| PROBLEM REQUIREMENTS |
Quote every line below exactly as it reads.

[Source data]

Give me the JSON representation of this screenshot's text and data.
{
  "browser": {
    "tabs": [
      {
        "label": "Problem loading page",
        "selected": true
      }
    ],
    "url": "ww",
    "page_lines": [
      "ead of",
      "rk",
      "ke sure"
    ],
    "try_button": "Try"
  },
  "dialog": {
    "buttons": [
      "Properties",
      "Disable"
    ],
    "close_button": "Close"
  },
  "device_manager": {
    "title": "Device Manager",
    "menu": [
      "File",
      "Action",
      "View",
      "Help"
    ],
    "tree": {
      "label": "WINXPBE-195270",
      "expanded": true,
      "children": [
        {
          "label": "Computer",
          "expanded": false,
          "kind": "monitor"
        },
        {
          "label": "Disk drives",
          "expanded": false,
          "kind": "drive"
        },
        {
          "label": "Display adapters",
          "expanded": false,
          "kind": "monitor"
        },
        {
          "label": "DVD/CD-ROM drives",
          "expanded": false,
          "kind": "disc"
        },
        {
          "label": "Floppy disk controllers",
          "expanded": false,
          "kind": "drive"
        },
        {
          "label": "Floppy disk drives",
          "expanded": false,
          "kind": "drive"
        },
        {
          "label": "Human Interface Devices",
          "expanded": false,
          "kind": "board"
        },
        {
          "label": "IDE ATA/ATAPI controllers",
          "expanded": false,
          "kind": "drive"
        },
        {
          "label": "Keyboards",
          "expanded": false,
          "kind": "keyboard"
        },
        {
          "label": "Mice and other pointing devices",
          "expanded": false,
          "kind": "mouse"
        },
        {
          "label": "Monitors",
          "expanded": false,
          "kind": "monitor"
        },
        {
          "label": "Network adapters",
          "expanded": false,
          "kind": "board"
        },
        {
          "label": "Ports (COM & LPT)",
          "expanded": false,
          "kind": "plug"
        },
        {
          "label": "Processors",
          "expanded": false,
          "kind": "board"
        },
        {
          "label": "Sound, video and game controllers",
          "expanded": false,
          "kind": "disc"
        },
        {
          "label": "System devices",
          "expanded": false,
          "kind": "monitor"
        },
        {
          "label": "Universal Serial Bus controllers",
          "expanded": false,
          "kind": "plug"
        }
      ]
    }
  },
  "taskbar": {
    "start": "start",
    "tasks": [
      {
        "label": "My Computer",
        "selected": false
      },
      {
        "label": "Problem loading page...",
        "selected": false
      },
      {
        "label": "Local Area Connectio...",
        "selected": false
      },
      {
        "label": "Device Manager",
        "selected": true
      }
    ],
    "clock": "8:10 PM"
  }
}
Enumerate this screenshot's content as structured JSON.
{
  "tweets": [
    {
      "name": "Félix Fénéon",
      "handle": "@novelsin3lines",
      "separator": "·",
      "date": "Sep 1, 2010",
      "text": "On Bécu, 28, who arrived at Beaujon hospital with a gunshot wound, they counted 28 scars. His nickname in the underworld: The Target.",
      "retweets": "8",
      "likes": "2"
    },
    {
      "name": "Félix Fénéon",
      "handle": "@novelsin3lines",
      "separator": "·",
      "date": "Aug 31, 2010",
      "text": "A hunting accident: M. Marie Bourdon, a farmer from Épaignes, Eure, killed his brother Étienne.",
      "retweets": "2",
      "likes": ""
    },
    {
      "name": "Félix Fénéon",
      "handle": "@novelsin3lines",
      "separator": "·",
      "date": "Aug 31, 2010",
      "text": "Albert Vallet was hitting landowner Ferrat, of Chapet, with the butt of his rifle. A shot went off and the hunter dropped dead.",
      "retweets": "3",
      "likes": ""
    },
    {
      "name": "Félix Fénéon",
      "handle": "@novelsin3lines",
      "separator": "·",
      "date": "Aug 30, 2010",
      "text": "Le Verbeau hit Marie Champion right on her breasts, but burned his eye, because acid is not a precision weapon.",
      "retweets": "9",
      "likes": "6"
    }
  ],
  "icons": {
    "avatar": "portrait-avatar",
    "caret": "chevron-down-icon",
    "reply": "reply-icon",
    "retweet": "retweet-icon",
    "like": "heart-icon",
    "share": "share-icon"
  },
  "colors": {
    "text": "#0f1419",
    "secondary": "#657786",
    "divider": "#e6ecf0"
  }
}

| EXERCISE OUTPUT |
Give me the JSON representation of this screenshot's text and data.
{
  "browser": {
    "tabs": [
      {
        "label": "Problem loading page",
        "selected": true
      }
    ],
    "url": "ww",
    "page_lines": [
      "ead of",
      "rk",
      "ke sure"
    ],
    "try_button": "Try"
  },
  "dialog": {
    "buttons": [
      "Properties",
      "Disable"
    ],
    "close_button": "Close"
  },
  "device_manager": {
    "title": "Device Manager",
    "menu": [
      "File",
      "Action",
      "View",
      "Help"
    ],
    "tree": {
      "label": "WINXPBE-195270",
      "expanded": true,
      "children": [
        {
          "label": "Computer",
          "expanded": false,
          "kind": "monitor"
        },
        {
          "label": "Disk drives",
          "expanded": false,
          "kind": "drive"
        },
        {
          "label": "Display adapters",
          "expanded": false,
          "kind": "monitor"
        },
        {
          "label": "DVD/CD-ROM drives",
          "expanded": false,
          "kind": "disc"
        },
        {
          "label": "Floppy disk controllers",
          "expanded": false,
          "kind": "drive"
        },
        {
          "label": "Floppy disk drives",
          "expanded": false,
          "kind": "drive"
        },
        {
          "label": "Human Interface Devices",
          "expanded": false,
          "kind": "board"
        },
        {
          "label": "IDE ATA/ATAPI controllers",
          "expanded": false,
          "kind": "drive"
        },
        {
          "label": "Keyboards",
          "expanded": false,
          "kind": "keyboard"
        },
        {
          "label": "Mice and other pointing devices",
          "expanded": false,
          "kind": "mouse"
        },
        {
          "label": "Monitors",
          "expanded": false,
          "kind": "monitor"
        },
        {
          "label": "Network adapters",
          "expanded": false,
          "kind": "board"
        },
        {
          "label": "Ports (COM & LPT)",
          "expanded": false,
          "kind": "plug"
        },
        {
          "label": "Processors",
          "expanded": false,
          "kind": "board"
        },
        {
          "label": "Sound, video and game controllers",
          "expanded": false,
          "kind": "disc"
        },
        {
          "label": "System devices",
          "expanded": false,
          "kind": "monitor"
        },
        {
          "label": "Universal Serial Bus controllers",
          "expanded": false,
          "kind": "plug"
        }
      ]
    }
  },
  "taskbar": {
    "start": "start",
    "tasks": [
      {
        "label": "My Computer",
        "selected": false
      },
      {
        "label": "Problem loading page...",
        "selected": false
      },
      {
        "label": "Local Area Connectio...",
        "selected": false
      },
      {
        "label": "Device Manager",
        "selected": true
      }
    ],
    "clock": "8:10 PM"
  }
}
Enumerate this screenshot's content as structured JSON.
{
  "tweets": [
    {
      "name": "Félix Fénéon",
      "handle": "@novelsin3lines",
      "separator": "·",
      "date": "Sep 1, 2010",
      "text": "On Bécu, 28, who arrived at Beaujon hospital with a gunshot wound, they counted 28 scars. His nickname in the underworld: The Target.",
      "retweets": "8",
      "likes": "2"
    },
    {
      "name": "Félix Fénéon",
      "handle": "@novelsin3lines",
      "separator": "·",
      "date": "Aug 31, 2010",
      "text": "A hunting accident: M. Marie Bourdon, a farmer from Épaignes, Eure, killed his brother Étienne.",
      "retweets": "2",
      "likes": ""
    },
    {
      "name": "Félix Fénéon",
      "handle": "@novelsin3lines",
      "separator": "·",
      "date": "Aug 31, 2010",
      "text": "Albert Vallet was hitting landowner Ferrat, of Chapet, with the butt of his rifle. A shot went off and the hunter dropped dead.",
      "retweets": "3",
      "likes": ""
    },
    {
      "name": "Félix Fénéon",
      "handle": "@novelsin3lines",
      "separator": "·",
      "date": "Aug 30, 2010",
      "text": "Le Verbeau hit Marie Champion right on her breasts, but burned his eye, because acid is not a precision weapon.",
      "retweets": "9",
      "likes": "6"
    }
  ],
  "icons": {
    "avatar": "portrait-avatar",
    "caret": "chevron-down-icon",
    "reply": "reply-icon",
    "retweet": "retweet-icon",
    "like": "heart-icon",
    "share": "share-icon"
  },
  "colors": {
    "text": "#0f1419",
    "secondary": "#657786",
    "divider": "#e6ecf0"
  }
}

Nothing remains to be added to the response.